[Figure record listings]
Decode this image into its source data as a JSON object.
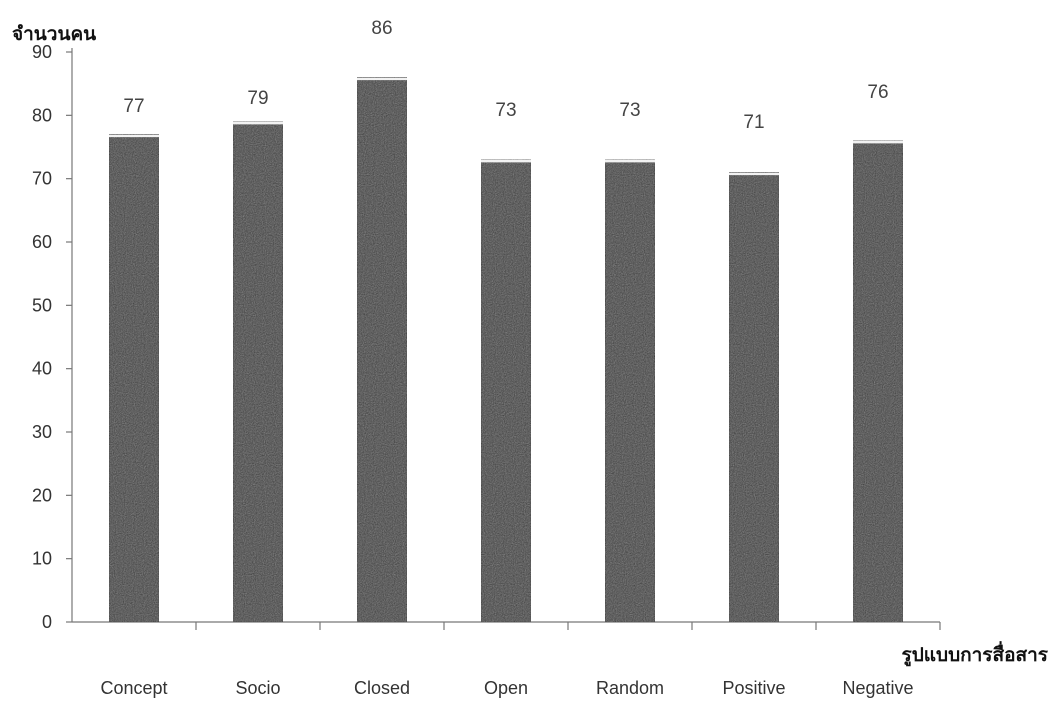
{
  "chart_data": {
    "type": "bar",
    "title": "",
    "ylabel": "จำนวนคน",
    "xlabel": "รูปแบบการสื่อสาร",
    "categories": [
      "Concept",
      "Socio",
      "Closed",
      "Open",
      "Random",
      "Positive",
      "Negative"
    ],
    "values": [
      77,
      79,
      86,
      73,
      73,
      71,
      76
    ],
    "ylim": [
      0,
      90
    ],
    "yticks": [
      0,
      10,
      20,
      30,
      40,
      50,
      60,
      70,
      80,
      90
    ],
    "grid": false,
    "legend": "none",
    "bar_color": "#3a3a3a"
  }
}
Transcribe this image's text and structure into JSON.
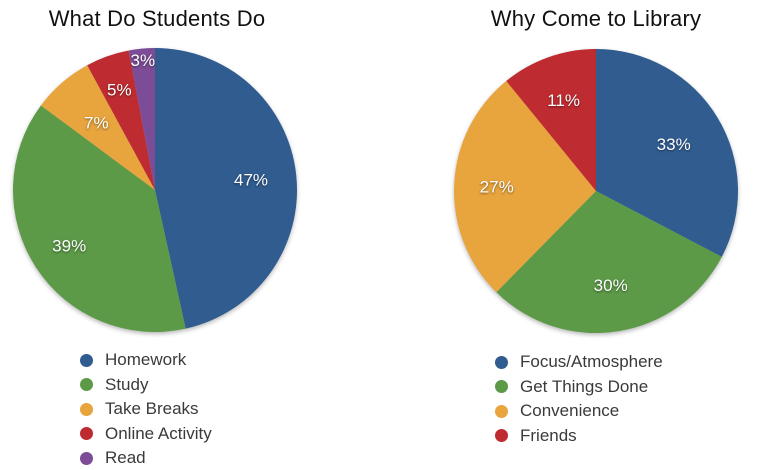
{
  "page": {
    "background": "#FFFFFF",
    "title_color": "#111111",
    "legend_text_color": "#3A3A3A",
    "slice_label_color": "#FFFFFF"
  },
  "chart_data": [
    {
      "type": "pie",
      "title": "What Do Students Do",
      "start_angle_deg": 0,
      "direction": "clockwise",
      "legend_position": "bottom",
      "categories": [
        "Homework",
        "Study",
        "Take Breaks",
        "Online Activity",
        "Read"
      ],
      "values": [
        47,
        39,
        7,
        5,
        3
      ],
      "slices": [
        {
          "label": "Homework",
          "value": 47,
          "display": "47%",
          "color": "#305C90",
          "label_r": 0.68
        },
        {
          "label": "Study",
          "value": 39,
          "display": "39%",
          "color": "#5C9A48",
          "label_r": 0.72
        },
        {
          "label": "Take Breaks",
          "value": 7,
          "display": "7%",
          "color": "#E8A43D",
          "label_r": 0.63
        },
        {
          "label": "Online Activity",
          "value": 5,
          "display": "5%",
          "color": "#BE2C31",
          "label_r": 0.75
        },
        {
          "label": "Read",
          "value": 3,
          "display": "3%",
          "color": "#7C4D96",
          "label_r": 0.92
        }
      ]
    },
    {
      "type": "pie",
      "title": "Why Come to Library",
      "start_angle_deg": 0,
      "direction": "clockwise",
      "legend_position": "bottom",
      "categories": [
        "Focus/Atmosphere",
        "Get Things Done",
        "Convenience",
        "Friends"
      ],
      "values": [
        33,
        30,
        27,
        11
      ],
      "slices": [
        {
          "label": "Focus/Atmosphere",
          "value": 33,
          "display": "33%",
          "color": "#305C90",
          "label_r": 0.64
        },
        {
          "label": "Get Things Done",
          "value": 30,
          "display": "30%",
          "color": "#5C9A48",
          "label_r": 0.67
        },
        {
          "label": "Convenience",
          "value": 27,
          "display": "27%",
          "color": "#E8A43D",
          "label_r": 0.7
        },
        {
          "label": "Friends",
          "value": 11,
          "display": "11%",
          "color": "#BE2C31",
          "label_r": 0.68
        }
      ]
    }
  ]
}
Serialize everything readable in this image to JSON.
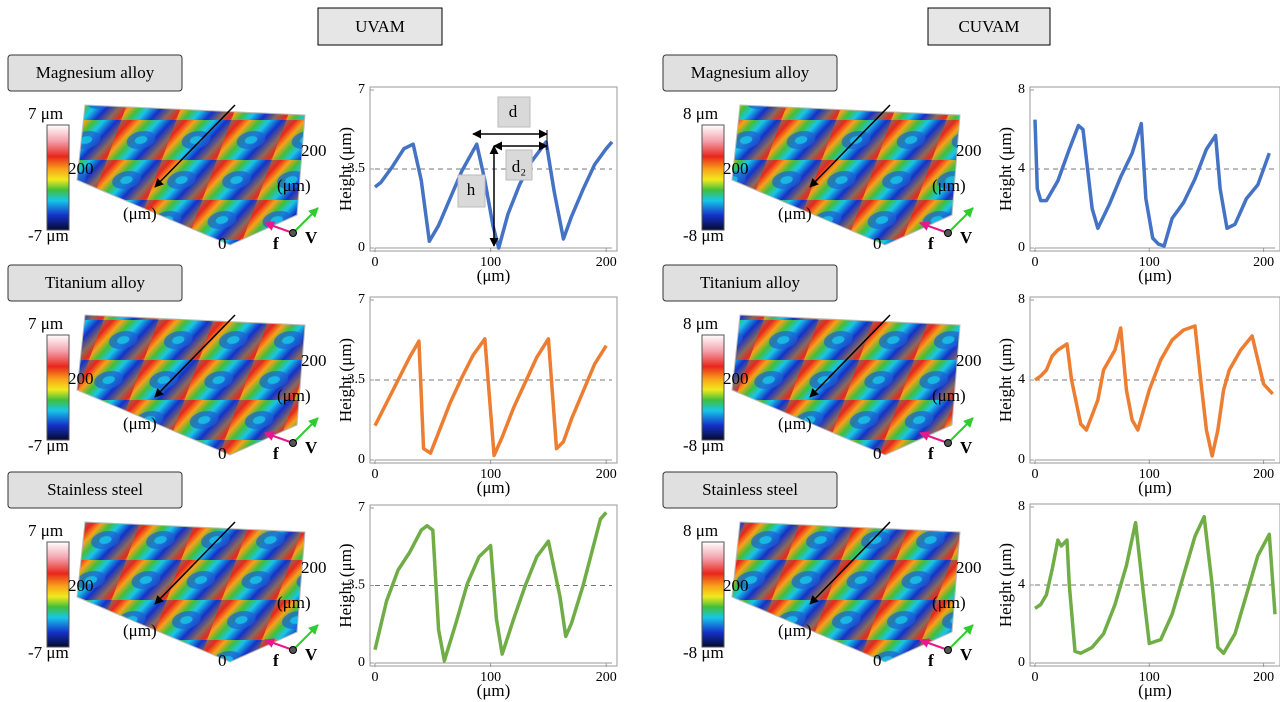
{
  "headers": [
    "UVAM",
    "CUVAM"
  ],
  "surfaces": [
    {
      "label": "Magnesium alloy",
      "scale_max": "7 μm",
      "scale_mid": "200",
      "scale_min": "-7 μm",
      "axis_unit": "(μm)",
      "axis_side": "200",
      "axis_side_unit": "(μm)",
      "axis_zero": "0",
      "f": "f",
      "v": "V"
    },
    {
      "label": "Titanium alloy",
      "scale_max": "7 μm",
      "scale_mid": "200",
      "scale_min": "-7 μm",
      "axis_unit": "(μm)",
      "axis_side": "200",
      "axis_side_unit": "(μm)",
      "axis_zero": "0",
      "f": "f",
      "v": "V"
    },
    {
      "label": "Stainless steel",
      "scale_max": "7 μm",
      "scale_mid": "200",
      "scale_min": "-7 μm",
      "axis_unit": "(μm)",
      "axis_side": "200",
      "axis_side_unit": "(μm)",
      "axis_zero": "0",
      "f": "f",
      "v": "V"
    },
    {
      "label": "Magnesium alloy",
      "scale_max": "8 μm",
      "scale_mid": "200",
      "scale_min": "-8 μm",
      "axis_unit": "(μm)",
      "axis_side": "200",
      "axis_side_unit": "(μm)",
      "axis_zero": "0",
      "f": "f",
      "v": "V"
    },
    {
      "label": "Titanium alloy",
      "scale_max": "8 μm",
      "scale_mid": "200",
      "scale_min": "-8 μm",
      "axis_unit": "(μm)",
      "axis_side": "200",
      "axis_side_unit": "(μm)",
      "axis_zero": "0",
      "f": "f",
      "v": "V"
    },
    {
      "label": "Stainless steel",
      "scale_max": "8 μm",
      "scale_mid": "200",
      "scale_min": "-8 μm",
      "axis_unit": "(μm)",
      "axis_side": "200",
      "axis_side_unit": "(μm)",
      "axis_zero": "0",
      "f": "f",
      "v": "V"
    }
  ],
  "chart_data": [
    {
      "type": "line",
      "xlabel": "(μm)",
      "ylabel": "Height (μm)",
      "xlim": [
        0,
        205
      ],
      "xticks": [
        0,
        100,
        200
      ],
      "ylim": [
        0,
        7
      ],
      "yticks": [
        0,
        3.5,
        7
      ],
      "hline": 3.5,
      "annotations": [
        "d",
        "d₂",
        "h"
      ],
      "series": [
        {
          "color": "#4472c4",
          "x": [
            0,
            5,
            15,
            25,
            33,
            40,
            47,
            55,
            65,
            75,
            88,
            95,
            102,
            107,
            115,
            125,
            135,
            148,
            155,
            163,
            170,
            180,
            190,
            200,
            205
          ],
          "values": [
            2.7,
            2.9,
            3.6,
            4.4,
            4.6,
            3.0,
            0.3,
            1.0,
            2.2,
            3.4,
            4.6,
            3.0,
            1.0,
            0,
            1.5,
            2.8,
            3.8,
            4.7,
            2.5,
            0.4,
            1.4,
            2.6,
            3.7,
            4.4,
            4.7
          ]
        }
      ]
    },
    {
      "type": "line",
      "xlabel": "(μm)",
      "ylabel": "Height (μm)",
      "xlim": [
        0,
        205
      ],
      "xticks": [
        0,
        100,
        200
      ],
      "ylim": [
        0,
        7
      ],
      "yticks": [
        0,
        3.5,
        7
      ],
      "hline": 3.5,
      "series": [
        {
          "color": "#ed7d31",
          "x": [
            0,
            10,
            20,
            30,
            38,
            42,
            48,
            55,
            65,
            75,
            85,
            95,
            103,
            110,
            120,
            130,
            140,
            150,
            157,
            163,
            170,
            180,
            190,
            200
          ],
          "values": [
            1.5,
            2.5,
            3.5,
            4.5,
            5.2,
            0.5,
            0.3,
            1.2,
            2.5,
            3.6,
            4.6,
            5.3,
            0.2,
            1.0,
            2.3,
            3.4,
            4.5,
            5.3,
            0.5,
            0.8,
            1.8,
            3.0,
            4.2,
            5.0
          ]
        }
      ]
    },
    {
      "type": "line",
      "xlabel": "(μm)",
      "ylabel": "Height (μm)",
      "xlim": [
        0,
        205
      ],
      "xticks": [
        0,
        100,
        200
      ],
      "ylim": [
        0,
        7
      ],
      "yticks": [
        0,
        3.5,
        7
      ],
      "hline": 3.5,
      "series": [
        {
          "color": "#70ad47",
          "x": [
            0,
            10,
            20,
            30,
            40,
            45,
            50,
            55,
            60,
            70,
            80,
            90,
            100,
            105,
            110,
            120,
            130,
            140,
            150,
            160,
            165,
            170,
            180,
            190,
            195,
            200
          ],
          "values": [
            0.6,
            2.8,
            4.2,
            5.0,
            6.0,
            6.2,
            6.0,
            1.5,
            0.1,
            1.8,
            3.6,
            4.8,
            5.3,
            2.0,
            0.4,
            2.0,
            3.5,
            4.8,
            5.5,
            3.0,
            1.2,
            1.8,
            3.5,
            5.5,
            6.5,
            6.8
          ]
        }
      ]
    },
    {
      "type": "line",
      "xlabel": "(μm)",
      "ylabel": "Height (μm)",
      "xlim": [
        0,
        210
      ],
      "xticks": [
        0,
        100,
        200
      ],
      "ylim": [
        0,
        8
      ],
      "yticks": [
        0,
        4,
        8
      ],
      "hline": 4,
      "series": [
        {
          "color": "#4472c4",
          "x": [
            0,
            2,
            5,
            10,
            20,
            30,
            38,
            42,
            50,
            55,
            65,
            75,
            85,
            93,
            97,
            103,
            108,
            113,
            120,
            130,
            140,
            150,
            158,
            162,
            168,
            175,
            185,
            195,
            205
          ],
          "values": [
            6.5,
            3,
            2.4,
            2.4,
            3.4,
            5.0,
            6.2,
            6.0,
            2.0,
            1.0,
            2.2,
            3.6,
            4.8,
            6.3,
            2.5,
            0.5,
            0.2,
            0.1,
            1.5,
            2.3,
            3.5,
            5.0,
            5.7,
            3.0,
            1.0,
            1.2,
            2.5,
            3.2,
            4.8
          ]
        }
      ]
    },
    {
      "type": "line",
      "xlabel": "(μm)",
      "ylabel": "Height (μm)",
      "xlim": [
        0,
        210
      ],
      "xticks": [
        0,
        100,
        200
      ],
      "ylim": [
        0,
        8
      ],
      "yticks": [
        0,
        4,
        8
      ],
      "hline": 4,
      "series": [
        {
          "color": "#ed7d31",
          "x": [
            0,
            5,
            10,
            15,
            20,
            28,
            32,
            40,
            45,
            55,
            60,
            65,
            70,
            75,
            80,
            85,
            90,
            95,
            100,
            110,
            120,
            130,
            140,
            145,
            150,
            155,
            160,
            165,
            170,
            180,
            190,
            195,
            200,
            208
          ],
          "values": [
            4.0,
            4.2,
            4.5,
            5.2,
            5.5,
            5.8,
            4.0,
            1.8,
            1.5,
            3.0,
            4.5,
            5.0,
            5.5,
            6.6,
            3.5,
            2.0,
            1.5,
            2.5,
            3.5,
            5.0,
            6.0,
            6.5,
            6.7,
            4.0,
            1.5,
            0.2,
            1.5,
            3.5,
            4.5,
            5.5,
            6.2,
            5.0,
            3.8,
            3.3
          ]
        }
      ]
    },
    {
      "type": "line",
      "xlabel": "(μm)",
      "ylabel": "Height (μm)",
      "xlim": [
        0,
        210
      ],
      "xticks": [
        0,
        100,
        200
      ],
      "ylim": [
        0,
        8
      ],
      "yticks": [
        0,
        4,
        8
      ],
      "hline": 4,
      "series": [
        {
          "color": "#70ad47",
          "x": [
            0,
            5,
            10,
            15,
            20,
            23,
            28,
            30,
            35,
            40,
            50,
            60,
            70,
            80,
            88,
            95,
            100,
            110,
            120,
            130,
            140,
            148,
            155,
            160,
            165,
            175,
            185,
            195,
            205,
            210
          ],
          "values": [
            2.8,
            3,
            3.5,
            4.8,
            6.3,
            6.0,
            6.3,
            4.0,
            0.6,
            0.5,
            0.8,
            1.5,
            3.0,
            5.0,
            7.2,
            3.5,
            1.0,
            1.2,
            2.5,
            4.5,
            6.5,
            7.5,
            4.0,
            0.8,
            0.5,
            1.5,
            3.5,
            5.5,
            6.6,
            2.5
          ]
        }
      ]
    }
  ]
}
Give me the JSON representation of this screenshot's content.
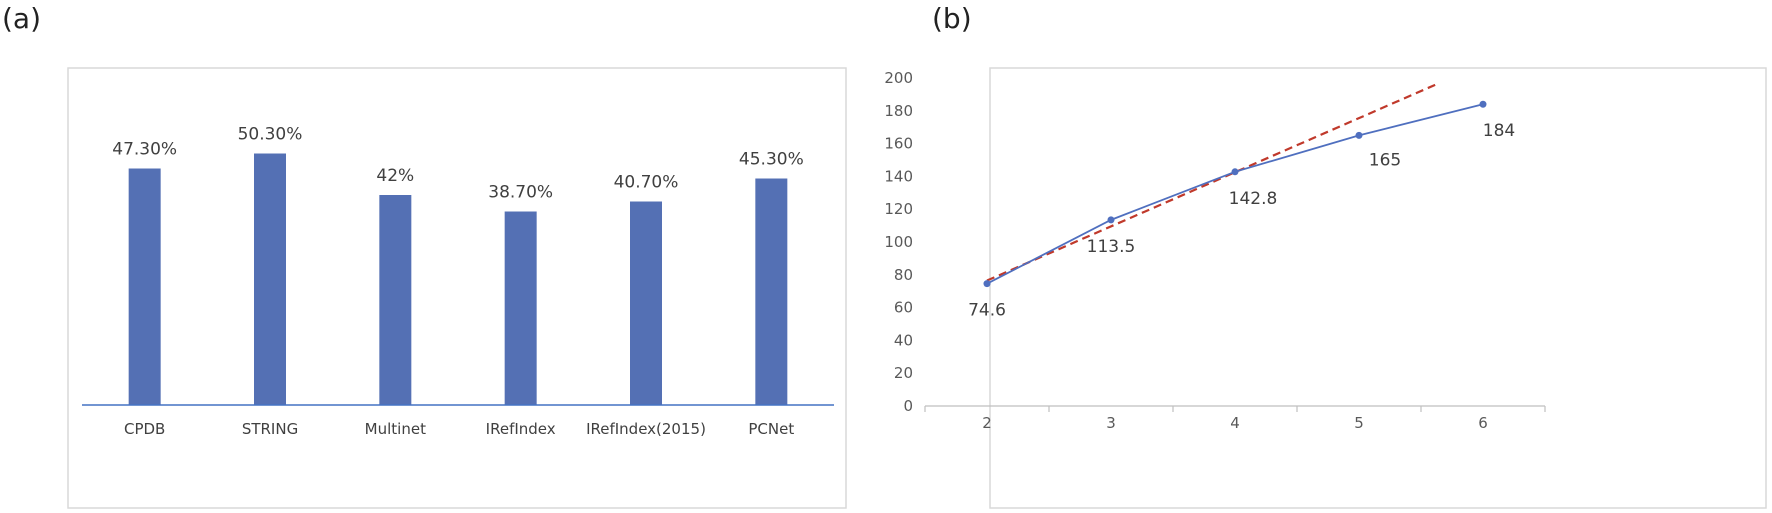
{
  "panels": {
    "a_label": "(a)",
    "b_label": "(b)"
  },
  "chart_data": [
    {
      "type": "bar",
      "categories": [
        "CPDB",
        "STRING",
        "Multinet",
        "IRefIndex",
        "IRefIndex(2015)",
        "PCNet"
      ],
      "values": [
        47.3,
        50.3,
        42,
        38.7,
        40.7,
        45.3
      ],
      "data_labels": [
        "47.30%",
        "50.30%",
        "42%",
        "38.70%",
        "40.70%",
        "45.30%"
      ],
      "title": "",
      "xlabel": "",
      "ylabel": "",
      "ylim": [
        0,
        60
      ],
      "grid": false,
      "colors": {
        "bar": "#5470b4",
        "axis": "#4472c4"
      }
    },
    {
      "type": "line",
      "x": [
        2,
        3,
        4,
        5,
        6
      ],
      "series": [
        {
          "values": [
            74.6,
            113.5,
            142.8,
            165,
            184
          ],
          "style": "solid",
          "color": "#4f6fbf",
          "markers": true
        },
        {
          "x": [
            2,
            5.65
          ],
          "values": [
            76.5,
            197
          ],
          "style": "dashed",
          "color": "#c0392b",
          "markers": false
        }
      ],
      "data_labels": [
        "74.6",
        "113.5",
        "142.8",
        "165",
        "184"
      ],
      "title": "",
      "xlabel": "",
      "ylabel": "",
      "yticks": [
        "0",
        "20",
        "40",
        "60",
        "80",
        "100",
        "120",
        "140",
        "160",
        "180",
        "200"
      ],
      "xticks": [
        "2",
        "3",
        "4",
        "5",
        "6"
      ],
      "ylim": [
        0,
        200
      ],
      "grid": false
    }
  ]
}
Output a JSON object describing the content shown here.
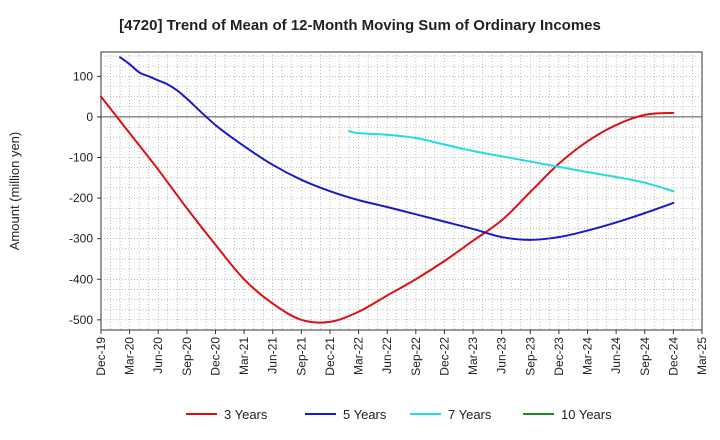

- WHAT YOU HAVE TO DO -
Gather every line from the listing above in which "Focus" appears, and copy those lines.

- EXERCISE ANSWER -
        "Focus/Atmosphere",
          "label": "Focus/Atmosphere",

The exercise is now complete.